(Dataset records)
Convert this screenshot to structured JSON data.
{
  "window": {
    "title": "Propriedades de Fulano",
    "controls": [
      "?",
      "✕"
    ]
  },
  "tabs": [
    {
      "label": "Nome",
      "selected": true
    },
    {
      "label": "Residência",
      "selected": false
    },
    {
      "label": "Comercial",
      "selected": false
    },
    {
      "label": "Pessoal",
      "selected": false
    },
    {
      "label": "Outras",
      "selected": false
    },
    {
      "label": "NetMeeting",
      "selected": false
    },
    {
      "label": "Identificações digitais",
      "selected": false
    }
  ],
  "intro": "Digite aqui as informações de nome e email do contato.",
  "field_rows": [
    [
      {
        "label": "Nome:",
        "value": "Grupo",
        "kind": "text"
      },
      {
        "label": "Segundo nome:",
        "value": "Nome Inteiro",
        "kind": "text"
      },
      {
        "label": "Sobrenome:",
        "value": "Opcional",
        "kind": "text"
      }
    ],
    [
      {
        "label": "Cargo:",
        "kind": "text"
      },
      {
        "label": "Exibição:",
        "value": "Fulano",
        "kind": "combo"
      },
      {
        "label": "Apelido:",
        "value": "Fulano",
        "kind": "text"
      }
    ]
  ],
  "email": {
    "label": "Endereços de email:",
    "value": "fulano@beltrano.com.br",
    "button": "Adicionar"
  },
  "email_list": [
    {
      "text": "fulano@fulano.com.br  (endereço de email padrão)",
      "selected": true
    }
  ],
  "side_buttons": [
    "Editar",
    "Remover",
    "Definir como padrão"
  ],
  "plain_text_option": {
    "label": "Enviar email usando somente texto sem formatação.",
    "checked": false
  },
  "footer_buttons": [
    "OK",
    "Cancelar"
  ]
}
==
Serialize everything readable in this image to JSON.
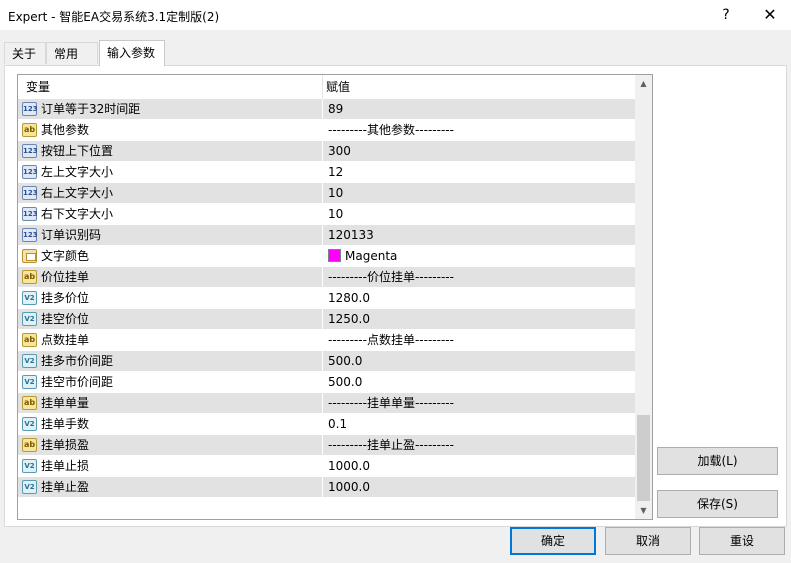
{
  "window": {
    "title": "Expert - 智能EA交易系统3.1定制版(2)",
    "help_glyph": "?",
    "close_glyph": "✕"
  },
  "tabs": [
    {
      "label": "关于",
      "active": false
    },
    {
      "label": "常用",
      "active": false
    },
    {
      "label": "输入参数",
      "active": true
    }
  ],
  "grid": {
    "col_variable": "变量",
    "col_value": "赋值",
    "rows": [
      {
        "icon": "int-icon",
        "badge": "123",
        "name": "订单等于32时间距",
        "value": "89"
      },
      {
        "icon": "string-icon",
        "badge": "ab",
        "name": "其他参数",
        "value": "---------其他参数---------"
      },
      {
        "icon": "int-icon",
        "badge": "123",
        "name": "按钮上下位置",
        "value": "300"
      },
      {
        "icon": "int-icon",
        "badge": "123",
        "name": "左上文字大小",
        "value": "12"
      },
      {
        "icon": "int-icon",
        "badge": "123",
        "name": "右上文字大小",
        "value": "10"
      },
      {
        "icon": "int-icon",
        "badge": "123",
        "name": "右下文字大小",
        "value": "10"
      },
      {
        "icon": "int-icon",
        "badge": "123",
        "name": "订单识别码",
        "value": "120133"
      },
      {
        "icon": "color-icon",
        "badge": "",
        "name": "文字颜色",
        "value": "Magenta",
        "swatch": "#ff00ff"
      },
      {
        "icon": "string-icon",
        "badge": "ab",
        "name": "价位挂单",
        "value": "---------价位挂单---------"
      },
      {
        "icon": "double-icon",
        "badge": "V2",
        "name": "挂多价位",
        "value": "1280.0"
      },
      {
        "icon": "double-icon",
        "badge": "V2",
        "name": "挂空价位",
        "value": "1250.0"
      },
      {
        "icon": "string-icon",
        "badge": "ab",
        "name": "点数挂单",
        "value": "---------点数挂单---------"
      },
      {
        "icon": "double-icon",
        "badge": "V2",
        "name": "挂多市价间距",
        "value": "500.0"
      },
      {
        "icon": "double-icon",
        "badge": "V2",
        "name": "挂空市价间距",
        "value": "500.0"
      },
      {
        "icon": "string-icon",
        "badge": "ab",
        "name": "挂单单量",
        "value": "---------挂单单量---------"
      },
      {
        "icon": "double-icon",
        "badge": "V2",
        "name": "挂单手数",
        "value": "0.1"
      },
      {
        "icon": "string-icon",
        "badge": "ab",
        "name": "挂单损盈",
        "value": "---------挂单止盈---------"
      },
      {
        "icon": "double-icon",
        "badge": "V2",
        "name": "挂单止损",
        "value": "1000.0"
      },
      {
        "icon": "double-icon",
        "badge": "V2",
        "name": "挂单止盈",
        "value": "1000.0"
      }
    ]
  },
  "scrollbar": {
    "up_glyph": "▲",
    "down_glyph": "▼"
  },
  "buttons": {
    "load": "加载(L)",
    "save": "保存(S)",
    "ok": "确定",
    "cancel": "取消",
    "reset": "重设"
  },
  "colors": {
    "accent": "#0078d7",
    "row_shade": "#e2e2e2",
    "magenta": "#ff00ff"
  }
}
...
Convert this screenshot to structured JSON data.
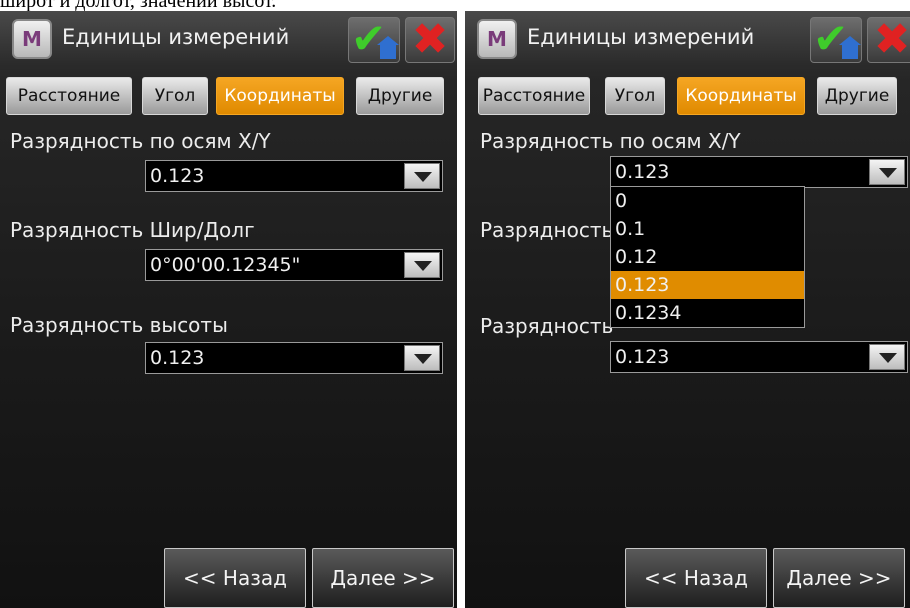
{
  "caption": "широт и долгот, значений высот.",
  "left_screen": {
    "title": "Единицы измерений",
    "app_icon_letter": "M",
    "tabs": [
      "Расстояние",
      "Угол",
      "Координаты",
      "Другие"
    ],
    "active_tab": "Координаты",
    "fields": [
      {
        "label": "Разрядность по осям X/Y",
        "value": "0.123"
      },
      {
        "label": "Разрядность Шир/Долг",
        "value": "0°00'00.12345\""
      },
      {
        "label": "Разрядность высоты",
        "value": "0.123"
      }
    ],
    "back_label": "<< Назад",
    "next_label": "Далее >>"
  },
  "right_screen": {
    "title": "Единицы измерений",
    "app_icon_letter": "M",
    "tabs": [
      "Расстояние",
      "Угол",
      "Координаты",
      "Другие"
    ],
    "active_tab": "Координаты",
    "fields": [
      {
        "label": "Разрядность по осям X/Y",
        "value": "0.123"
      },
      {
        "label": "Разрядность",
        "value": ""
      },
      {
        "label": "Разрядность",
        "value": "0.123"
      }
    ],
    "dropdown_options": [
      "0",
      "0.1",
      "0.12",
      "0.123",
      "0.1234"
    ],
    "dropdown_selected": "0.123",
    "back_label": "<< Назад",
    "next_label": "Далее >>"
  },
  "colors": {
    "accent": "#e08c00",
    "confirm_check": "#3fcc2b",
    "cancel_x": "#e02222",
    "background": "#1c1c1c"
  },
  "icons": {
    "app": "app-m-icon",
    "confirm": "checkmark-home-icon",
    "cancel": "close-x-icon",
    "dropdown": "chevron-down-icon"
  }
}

:: Instruction ::
Extract every line above containing the word "padrão".

:: Finished exercise ::
      "text": "fulano@fulano.com.br  (endereço de email padrão)",
    "Definir como padrão"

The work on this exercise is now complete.